Using the material that follows, identify and copy each line with the string "content".
————
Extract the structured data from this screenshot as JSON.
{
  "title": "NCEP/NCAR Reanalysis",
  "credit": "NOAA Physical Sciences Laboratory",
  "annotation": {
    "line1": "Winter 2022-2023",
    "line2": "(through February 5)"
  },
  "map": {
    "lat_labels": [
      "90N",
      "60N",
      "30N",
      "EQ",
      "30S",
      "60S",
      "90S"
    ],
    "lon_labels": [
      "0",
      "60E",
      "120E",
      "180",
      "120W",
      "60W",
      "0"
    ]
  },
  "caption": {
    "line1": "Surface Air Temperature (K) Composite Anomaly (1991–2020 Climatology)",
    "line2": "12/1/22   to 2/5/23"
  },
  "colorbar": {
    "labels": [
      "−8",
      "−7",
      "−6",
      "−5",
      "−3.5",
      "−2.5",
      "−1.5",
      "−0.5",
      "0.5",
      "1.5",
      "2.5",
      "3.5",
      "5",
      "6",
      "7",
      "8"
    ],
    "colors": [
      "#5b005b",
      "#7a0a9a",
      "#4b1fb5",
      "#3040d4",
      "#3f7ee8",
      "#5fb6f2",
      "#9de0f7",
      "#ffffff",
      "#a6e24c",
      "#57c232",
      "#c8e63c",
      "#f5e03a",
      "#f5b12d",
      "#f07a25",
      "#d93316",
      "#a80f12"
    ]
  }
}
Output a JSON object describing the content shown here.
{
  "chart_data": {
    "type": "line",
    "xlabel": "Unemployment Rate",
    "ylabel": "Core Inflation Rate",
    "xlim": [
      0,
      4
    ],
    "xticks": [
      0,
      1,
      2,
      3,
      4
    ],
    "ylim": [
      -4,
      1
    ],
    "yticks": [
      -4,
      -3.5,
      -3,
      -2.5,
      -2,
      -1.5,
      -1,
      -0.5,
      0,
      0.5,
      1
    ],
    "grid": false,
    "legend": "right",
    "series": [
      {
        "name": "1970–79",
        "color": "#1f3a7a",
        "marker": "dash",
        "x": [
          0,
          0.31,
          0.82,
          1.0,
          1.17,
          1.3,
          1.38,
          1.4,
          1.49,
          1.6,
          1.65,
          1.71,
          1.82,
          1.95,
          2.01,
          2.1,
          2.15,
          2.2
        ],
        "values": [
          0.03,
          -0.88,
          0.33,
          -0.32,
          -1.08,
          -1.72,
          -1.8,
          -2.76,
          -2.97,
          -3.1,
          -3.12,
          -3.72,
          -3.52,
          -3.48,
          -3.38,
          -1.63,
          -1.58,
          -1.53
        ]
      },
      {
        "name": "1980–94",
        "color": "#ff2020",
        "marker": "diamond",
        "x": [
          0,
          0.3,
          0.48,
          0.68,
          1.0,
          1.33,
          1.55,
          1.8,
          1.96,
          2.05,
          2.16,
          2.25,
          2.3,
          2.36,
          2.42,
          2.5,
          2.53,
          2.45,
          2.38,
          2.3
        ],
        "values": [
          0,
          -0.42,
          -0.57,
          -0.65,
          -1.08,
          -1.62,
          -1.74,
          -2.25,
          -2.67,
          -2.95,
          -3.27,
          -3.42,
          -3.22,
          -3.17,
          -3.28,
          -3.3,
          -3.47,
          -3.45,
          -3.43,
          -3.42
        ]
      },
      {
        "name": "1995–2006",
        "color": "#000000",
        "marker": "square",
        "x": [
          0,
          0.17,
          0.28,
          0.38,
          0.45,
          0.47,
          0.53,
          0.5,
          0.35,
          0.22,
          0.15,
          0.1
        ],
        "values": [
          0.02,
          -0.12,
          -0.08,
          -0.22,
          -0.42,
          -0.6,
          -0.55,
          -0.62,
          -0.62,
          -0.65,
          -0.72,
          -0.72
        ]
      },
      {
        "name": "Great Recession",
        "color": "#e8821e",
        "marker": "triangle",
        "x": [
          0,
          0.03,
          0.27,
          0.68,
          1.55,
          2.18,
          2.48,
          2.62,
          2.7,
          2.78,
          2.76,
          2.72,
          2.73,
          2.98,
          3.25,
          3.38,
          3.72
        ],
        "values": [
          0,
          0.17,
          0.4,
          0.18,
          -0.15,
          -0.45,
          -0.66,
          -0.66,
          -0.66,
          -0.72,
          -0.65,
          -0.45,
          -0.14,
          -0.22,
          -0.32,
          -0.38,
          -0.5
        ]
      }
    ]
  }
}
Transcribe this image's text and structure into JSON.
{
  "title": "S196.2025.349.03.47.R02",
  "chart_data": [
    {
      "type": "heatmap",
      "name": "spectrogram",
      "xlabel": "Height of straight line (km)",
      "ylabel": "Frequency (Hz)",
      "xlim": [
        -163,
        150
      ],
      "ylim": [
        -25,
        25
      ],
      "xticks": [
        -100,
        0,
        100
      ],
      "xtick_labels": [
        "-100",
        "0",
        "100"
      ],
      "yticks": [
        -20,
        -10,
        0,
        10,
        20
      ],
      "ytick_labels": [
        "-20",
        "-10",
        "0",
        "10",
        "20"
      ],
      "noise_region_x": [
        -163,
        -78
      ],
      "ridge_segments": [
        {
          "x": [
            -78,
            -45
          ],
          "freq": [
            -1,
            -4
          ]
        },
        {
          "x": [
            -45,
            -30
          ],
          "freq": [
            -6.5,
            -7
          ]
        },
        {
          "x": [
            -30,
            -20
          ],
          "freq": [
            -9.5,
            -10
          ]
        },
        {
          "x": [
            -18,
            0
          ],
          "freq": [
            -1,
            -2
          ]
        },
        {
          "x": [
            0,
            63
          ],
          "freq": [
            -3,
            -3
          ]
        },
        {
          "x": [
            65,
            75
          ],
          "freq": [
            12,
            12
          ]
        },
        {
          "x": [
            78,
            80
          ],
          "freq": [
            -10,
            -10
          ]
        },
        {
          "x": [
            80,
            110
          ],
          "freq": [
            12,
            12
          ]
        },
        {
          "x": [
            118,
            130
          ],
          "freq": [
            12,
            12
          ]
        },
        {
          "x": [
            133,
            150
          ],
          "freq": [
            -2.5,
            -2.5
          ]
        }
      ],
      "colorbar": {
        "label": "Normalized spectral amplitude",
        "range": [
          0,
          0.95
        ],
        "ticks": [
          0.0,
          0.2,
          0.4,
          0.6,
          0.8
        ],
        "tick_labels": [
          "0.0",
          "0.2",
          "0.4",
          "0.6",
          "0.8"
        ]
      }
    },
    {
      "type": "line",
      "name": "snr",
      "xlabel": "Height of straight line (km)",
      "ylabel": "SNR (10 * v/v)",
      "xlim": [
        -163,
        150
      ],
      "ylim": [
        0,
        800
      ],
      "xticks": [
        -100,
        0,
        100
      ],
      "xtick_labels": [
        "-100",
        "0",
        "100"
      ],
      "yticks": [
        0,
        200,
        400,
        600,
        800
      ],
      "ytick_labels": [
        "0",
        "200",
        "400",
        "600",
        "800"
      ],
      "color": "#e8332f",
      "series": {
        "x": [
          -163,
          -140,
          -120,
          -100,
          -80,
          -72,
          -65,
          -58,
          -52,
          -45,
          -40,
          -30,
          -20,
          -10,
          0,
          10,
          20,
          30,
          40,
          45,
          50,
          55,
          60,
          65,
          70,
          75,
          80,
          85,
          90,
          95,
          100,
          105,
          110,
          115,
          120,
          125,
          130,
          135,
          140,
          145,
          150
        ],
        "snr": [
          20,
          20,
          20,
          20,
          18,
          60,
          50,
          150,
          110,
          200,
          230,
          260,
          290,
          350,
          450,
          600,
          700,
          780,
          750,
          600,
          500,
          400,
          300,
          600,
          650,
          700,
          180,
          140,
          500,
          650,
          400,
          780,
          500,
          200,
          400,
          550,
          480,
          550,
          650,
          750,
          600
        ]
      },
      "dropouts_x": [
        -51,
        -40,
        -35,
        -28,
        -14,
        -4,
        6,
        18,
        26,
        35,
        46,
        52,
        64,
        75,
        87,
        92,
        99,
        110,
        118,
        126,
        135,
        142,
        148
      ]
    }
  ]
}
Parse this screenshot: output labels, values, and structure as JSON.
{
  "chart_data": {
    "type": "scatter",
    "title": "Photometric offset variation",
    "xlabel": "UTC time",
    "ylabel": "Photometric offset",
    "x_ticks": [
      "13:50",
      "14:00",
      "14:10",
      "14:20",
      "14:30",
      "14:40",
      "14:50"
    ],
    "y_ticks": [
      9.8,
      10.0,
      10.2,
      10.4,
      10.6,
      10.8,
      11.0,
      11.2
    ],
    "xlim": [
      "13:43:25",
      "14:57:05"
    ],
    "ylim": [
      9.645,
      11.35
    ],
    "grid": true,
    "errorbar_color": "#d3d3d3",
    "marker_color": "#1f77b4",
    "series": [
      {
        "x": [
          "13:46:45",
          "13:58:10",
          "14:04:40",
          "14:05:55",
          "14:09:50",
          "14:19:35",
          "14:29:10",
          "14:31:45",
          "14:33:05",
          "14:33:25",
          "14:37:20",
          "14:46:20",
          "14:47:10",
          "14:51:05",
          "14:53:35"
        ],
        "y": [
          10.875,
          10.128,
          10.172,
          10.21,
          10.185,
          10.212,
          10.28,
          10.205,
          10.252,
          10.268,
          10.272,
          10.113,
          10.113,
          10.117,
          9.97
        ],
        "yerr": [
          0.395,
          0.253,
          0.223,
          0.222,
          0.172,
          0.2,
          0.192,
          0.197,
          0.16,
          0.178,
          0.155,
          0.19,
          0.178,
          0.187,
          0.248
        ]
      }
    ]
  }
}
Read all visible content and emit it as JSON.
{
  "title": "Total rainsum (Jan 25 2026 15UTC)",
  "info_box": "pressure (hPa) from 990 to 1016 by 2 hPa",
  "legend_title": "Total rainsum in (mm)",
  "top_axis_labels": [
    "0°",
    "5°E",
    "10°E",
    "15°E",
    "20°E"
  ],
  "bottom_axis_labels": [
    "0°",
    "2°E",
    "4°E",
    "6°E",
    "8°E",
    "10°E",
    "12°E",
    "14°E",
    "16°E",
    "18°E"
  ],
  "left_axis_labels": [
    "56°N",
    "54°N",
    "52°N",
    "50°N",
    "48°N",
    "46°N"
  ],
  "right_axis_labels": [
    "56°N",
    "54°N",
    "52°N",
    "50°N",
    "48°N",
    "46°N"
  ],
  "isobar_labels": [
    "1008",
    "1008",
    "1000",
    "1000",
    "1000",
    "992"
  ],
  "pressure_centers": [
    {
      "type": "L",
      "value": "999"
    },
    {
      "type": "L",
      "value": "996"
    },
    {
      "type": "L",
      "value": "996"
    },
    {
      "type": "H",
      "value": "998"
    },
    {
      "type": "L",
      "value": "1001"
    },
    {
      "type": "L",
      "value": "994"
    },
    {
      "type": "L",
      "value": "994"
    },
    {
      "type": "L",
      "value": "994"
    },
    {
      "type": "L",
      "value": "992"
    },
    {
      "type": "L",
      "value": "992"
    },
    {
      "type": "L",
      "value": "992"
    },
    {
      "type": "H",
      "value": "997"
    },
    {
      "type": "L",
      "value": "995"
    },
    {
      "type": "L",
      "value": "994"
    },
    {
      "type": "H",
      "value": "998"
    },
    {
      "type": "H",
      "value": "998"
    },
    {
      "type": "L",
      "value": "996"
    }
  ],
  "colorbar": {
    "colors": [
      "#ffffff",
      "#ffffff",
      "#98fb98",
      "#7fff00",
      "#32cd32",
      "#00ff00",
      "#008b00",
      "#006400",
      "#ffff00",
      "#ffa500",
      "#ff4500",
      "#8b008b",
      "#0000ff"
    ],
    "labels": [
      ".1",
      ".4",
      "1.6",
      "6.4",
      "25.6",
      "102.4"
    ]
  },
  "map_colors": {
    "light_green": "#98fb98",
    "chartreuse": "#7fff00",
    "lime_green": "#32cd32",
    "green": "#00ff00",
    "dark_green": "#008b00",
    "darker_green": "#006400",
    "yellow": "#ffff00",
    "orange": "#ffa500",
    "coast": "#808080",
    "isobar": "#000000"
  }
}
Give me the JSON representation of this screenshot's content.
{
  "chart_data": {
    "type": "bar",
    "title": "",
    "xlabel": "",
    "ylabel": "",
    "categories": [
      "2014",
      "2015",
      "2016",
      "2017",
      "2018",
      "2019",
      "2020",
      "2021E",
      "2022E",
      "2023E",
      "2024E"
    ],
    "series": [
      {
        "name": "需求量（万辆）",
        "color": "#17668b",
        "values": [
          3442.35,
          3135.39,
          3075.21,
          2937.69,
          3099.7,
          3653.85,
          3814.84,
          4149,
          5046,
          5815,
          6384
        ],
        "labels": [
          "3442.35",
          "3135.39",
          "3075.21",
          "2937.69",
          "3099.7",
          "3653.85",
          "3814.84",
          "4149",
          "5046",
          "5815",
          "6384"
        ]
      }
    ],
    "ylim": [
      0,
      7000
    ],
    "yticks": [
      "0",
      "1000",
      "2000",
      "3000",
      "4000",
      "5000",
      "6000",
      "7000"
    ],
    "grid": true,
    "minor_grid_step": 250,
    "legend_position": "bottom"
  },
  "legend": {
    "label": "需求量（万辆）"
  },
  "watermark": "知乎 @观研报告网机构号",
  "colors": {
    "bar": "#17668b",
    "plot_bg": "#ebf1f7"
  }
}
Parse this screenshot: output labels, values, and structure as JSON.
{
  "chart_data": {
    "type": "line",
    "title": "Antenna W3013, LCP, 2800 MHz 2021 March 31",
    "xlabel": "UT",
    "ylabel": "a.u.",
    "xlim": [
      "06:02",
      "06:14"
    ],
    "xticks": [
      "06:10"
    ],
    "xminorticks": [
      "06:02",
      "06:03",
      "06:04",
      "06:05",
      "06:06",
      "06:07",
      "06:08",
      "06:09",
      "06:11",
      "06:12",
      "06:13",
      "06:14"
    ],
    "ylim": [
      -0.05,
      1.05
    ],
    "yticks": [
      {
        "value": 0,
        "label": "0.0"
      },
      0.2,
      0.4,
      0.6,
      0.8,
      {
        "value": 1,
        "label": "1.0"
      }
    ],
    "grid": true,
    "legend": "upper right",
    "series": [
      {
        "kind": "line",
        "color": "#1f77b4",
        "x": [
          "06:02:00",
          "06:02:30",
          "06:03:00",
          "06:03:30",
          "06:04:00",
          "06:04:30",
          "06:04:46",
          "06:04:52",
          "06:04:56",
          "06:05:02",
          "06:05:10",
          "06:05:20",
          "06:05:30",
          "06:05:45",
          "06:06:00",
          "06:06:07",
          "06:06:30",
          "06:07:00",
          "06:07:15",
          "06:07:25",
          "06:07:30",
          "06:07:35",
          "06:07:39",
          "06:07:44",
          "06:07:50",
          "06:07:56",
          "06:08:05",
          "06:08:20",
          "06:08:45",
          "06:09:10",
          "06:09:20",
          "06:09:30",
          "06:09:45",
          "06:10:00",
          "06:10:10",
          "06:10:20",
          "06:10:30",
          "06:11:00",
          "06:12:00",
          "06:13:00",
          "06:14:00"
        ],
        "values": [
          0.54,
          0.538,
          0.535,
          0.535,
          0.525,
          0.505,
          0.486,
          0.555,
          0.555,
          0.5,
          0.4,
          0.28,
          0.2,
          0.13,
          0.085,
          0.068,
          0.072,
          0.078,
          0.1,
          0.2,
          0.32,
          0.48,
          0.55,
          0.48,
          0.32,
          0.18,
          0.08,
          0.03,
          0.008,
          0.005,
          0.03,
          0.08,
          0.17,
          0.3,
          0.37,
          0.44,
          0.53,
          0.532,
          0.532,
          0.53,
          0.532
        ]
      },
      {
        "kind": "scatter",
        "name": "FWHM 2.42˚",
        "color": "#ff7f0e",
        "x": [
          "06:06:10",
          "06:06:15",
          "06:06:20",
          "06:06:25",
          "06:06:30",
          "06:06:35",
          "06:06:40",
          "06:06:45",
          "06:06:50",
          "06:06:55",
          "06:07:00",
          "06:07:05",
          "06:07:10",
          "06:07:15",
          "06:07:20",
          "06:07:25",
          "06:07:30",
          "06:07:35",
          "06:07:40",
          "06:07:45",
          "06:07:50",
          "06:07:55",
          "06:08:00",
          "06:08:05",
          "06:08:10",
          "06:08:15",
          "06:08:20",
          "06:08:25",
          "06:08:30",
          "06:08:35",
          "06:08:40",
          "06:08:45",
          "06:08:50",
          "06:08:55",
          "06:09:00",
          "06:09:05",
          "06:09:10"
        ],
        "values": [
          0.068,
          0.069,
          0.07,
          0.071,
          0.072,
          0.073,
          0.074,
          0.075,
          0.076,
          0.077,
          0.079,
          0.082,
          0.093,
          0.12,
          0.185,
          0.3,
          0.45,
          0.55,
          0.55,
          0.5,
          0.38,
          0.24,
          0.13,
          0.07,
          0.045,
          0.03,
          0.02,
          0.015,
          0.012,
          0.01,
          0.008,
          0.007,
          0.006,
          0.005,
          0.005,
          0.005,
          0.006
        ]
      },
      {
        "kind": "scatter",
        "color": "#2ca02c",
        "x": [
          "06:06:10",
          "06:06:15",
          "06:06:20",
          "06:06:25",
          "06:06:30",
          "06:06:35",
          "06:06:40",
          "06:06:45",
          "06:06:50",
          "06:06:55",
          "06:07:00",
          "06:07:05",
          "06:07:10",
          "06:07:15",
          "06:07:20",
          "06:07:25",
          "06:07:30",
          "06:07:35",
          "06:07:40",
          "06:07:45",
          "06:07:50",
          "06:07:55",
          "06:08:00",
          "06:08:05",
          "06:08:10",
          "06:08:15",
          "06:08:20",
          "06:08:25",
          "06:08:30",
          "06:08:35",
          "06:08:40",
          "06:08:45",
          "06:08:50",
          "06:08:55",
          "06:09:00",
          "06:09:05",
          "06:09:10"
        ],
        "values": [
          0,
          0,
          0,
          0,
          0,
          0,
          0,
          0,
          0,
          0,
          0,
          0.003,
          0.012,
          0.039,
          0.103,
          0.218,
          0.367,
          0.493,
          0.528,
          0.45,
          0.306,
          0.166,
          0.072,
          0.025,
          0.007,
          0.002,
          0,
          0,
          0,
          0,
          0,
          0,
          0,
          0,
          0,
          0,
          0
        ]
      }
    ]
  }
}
————
# Completed task:
Output a JSON object describing the content shown here.
Read all visible content and emit it as JSON.
Give me the JSON representation of this screenshot's content.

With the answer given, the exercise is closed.